Exercise directions.
Determine which lines of the records include the word "Aleatória", and copy them.

• • • • •

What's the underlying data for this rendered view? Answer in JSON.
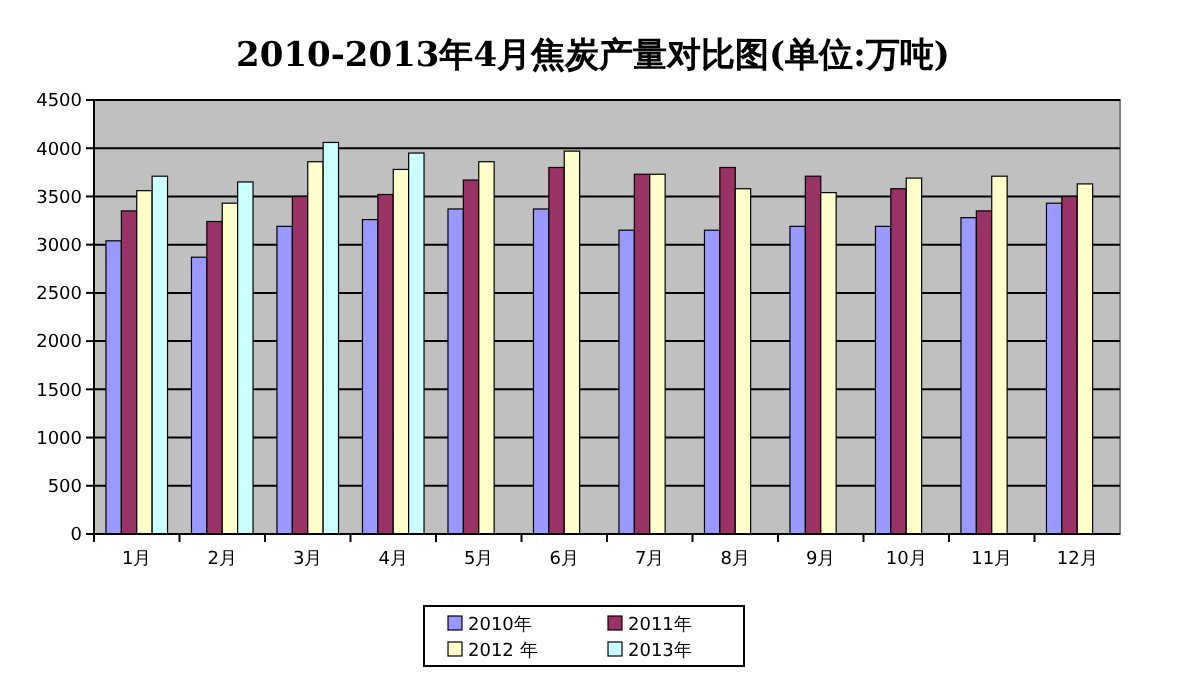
{
  "chart_data": {
    "type": "bar",
    "title": "2010-2013年4月焦炭产量对比图(单位:万吨)",
    "categories": [
      "1月",
      "2月",
      "3月",
      "4月",
      "5月",
      "6月",
      "7月",
      "8月",
      "9月",
      "10月",
      "11月",
      "12月"
    ],
    "series": [
      {
        "name": "2010年",
        "color": "#9999ff",
        "values": [
          3040,
          2870,
          3190,
          3260,
          3370,
          3370,
          3150,
          3150,
          3190,
          3190,
          3280,
          3430
        ]
      },
      {
        "name": "2011年",
        "color": "#993366",
        "values": [
          3350,
          3240,
          3500,
          3520,
          3670,
          3800,
          3730,
          3800,
          3710,
          3580,
          3350,
          3500
        ]
      },
      {
        "name": "2012 年",
        "color": "#ffffcc",
        "values": [
          3560,
          3430,
          3860,
          3780,
          3860,
          3970,
          3730,
          3580,
          3540,
          3690,
          3710,
          3630
        ]
      },
      {
        "name": "2013年",
        "color": "#ccffff",
        "values": [
          3710,
          3650,
          4060,
          3950,
          null,
          null,
          null,
          null,
          null,
          null,
          null,
          null
        ]
      }
    ],
    "ylim": [
      0,
      4500
    ],
    "yticks": [
      0,
      500,
      1000,
      1500,
      2000,
      2500,
      3000,
      3500,
      4000,
      4500
    ],
    "grid": "y",
    "legend": "bottom"
  }
}
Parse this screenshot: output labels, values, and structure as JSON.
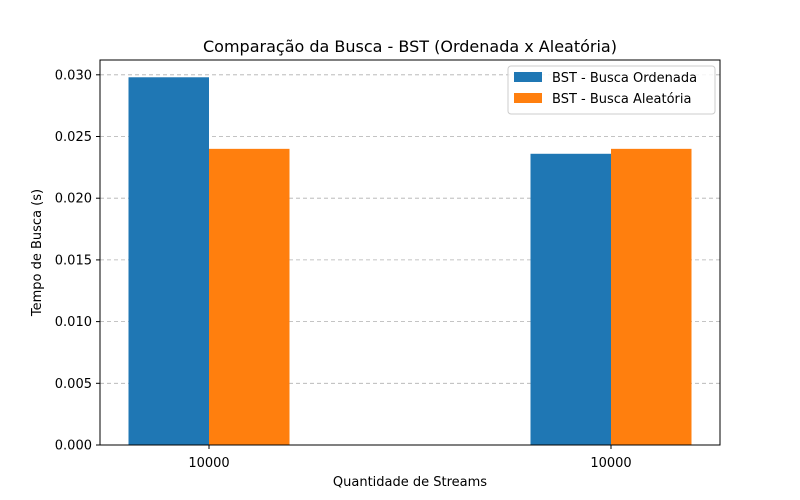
{
  "chart_data": {
    "type": "bar",
    "title": "Comparação da Busca - BST (Ordenada x Aleatória)",
    "xlabel": "Quantidade de Streams",
    "ylabel": "Tempo de Busca (s)",
    "categories": [
      "10000",
      "10000"
    ],
    "series": [
      {
        "name": "BST - Busca Ordenada",
        "color": "#1f77b4",
        "values": [
          0.0298,
          0.0236
        ]
      },
      {
        "name": "BST - Busca Aleatória",
        "color": "#ff7f0e",
        "values": [
          0.024,
          0.024
        ]
      }
    ],
    "ylim": [
      0,
      0.0312
    ],
    "yticks": [
      "0.000",
      "0.005",
      "0.010",
      "0.015",
      "0.020",
      "0.025",
      "0.030"
    ],
    "grid": "y-dashed",
    "legend": "top-right"
  }
}
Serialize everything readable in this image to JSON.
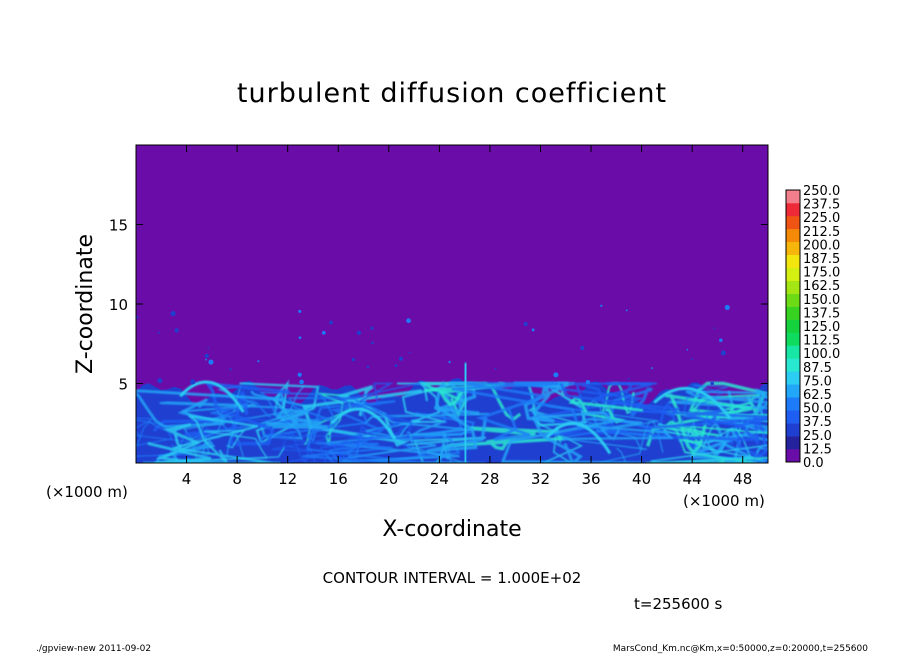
{
  "chart_data": {
    "type": "heatmap",
    "title": "turbulent diffusion coefficient",
    "xlabel": "X-coordinate",
    "ylabel": "Z-coordinate",
    "x_unit": "(×1000 m)",
    "y_unit": "(×1000 m)",
    "xlim": [
      0,
      50
    ],
    "ylim": [
      0,
      20
    ],
    "x_ticks": [
      4,
      8,
      12,
      16,
      20,
      24,
      28,
      32,
      36,
      40,
      44,
      48
    ],
    "y_ticks": [
      5,
      10,
      15
    ],
    "colorbar": {
      "levels": [
        "0.0",
        "12.5",
        "25.0",
        "37.5",
        "50.0",
        "62.5",
        "75.0",
        "87.5",
        "100.0",
        "112.5",
        "125.0",
        "137.5",
        "150.0",
        "162.5",
        "175.0",
        "187.5",
        "200.0",
        "212.5",
        "225.0",
        "237.5",
        "250.0"
      ],
      "colors": [
        "#6a0da8",
        "#24229c",
        "#1f3fd0",
        "#1e5ef2",
        "#1d7bf7",
        "#22a6f7",
        "#2bcdf2",
        "#29e8d2",
        "#17e6a4",
        "#0fdc5e",
        "#15d13e",
        "#38d321",
        "#6cdb16",
        "#a4e514",
        "#d4ef12",
        "#f3e60f",
        "#f7b60b",
        "#f58a08",
        "#f05414",
        "#ee2a38",
        "#f47f8c"
      ]
    },
    "background_value_color": "#6a0da8",
    "boundary_layer_top_km": 5,
    "contour_interval": "CONTOUR INTERVAL = 1.000E+02",
    "time": "t=255600 s"
  },
  "footer": {
    "left": "./gpview-new  2011-09-02",
    "right": "MarsCond_Km.nc@Km,x=0:50000,z=0:20000,t=255600"
  }
}
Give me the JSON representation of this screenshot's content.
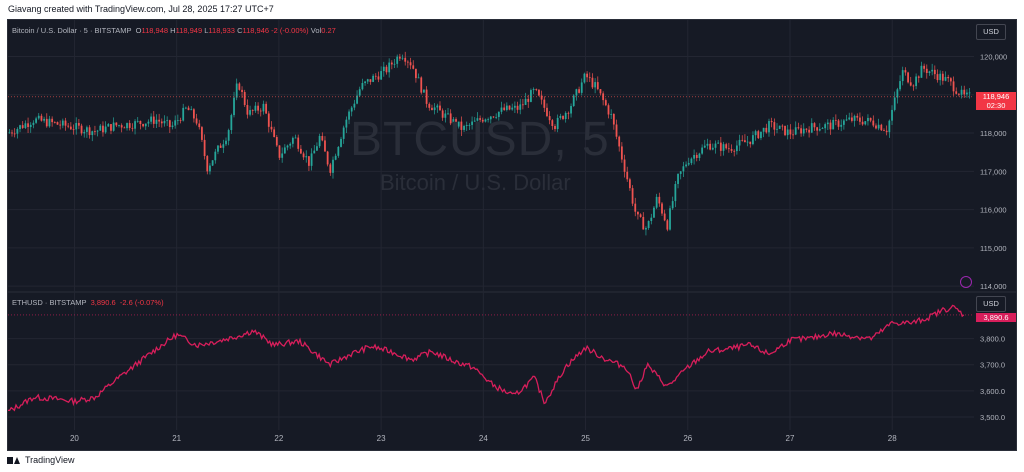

• • • • •

The response.
    "title": "Comparação da Busca - BST (Ordenada x Aleatória)",
        "name": "BST - Busca Aleatória",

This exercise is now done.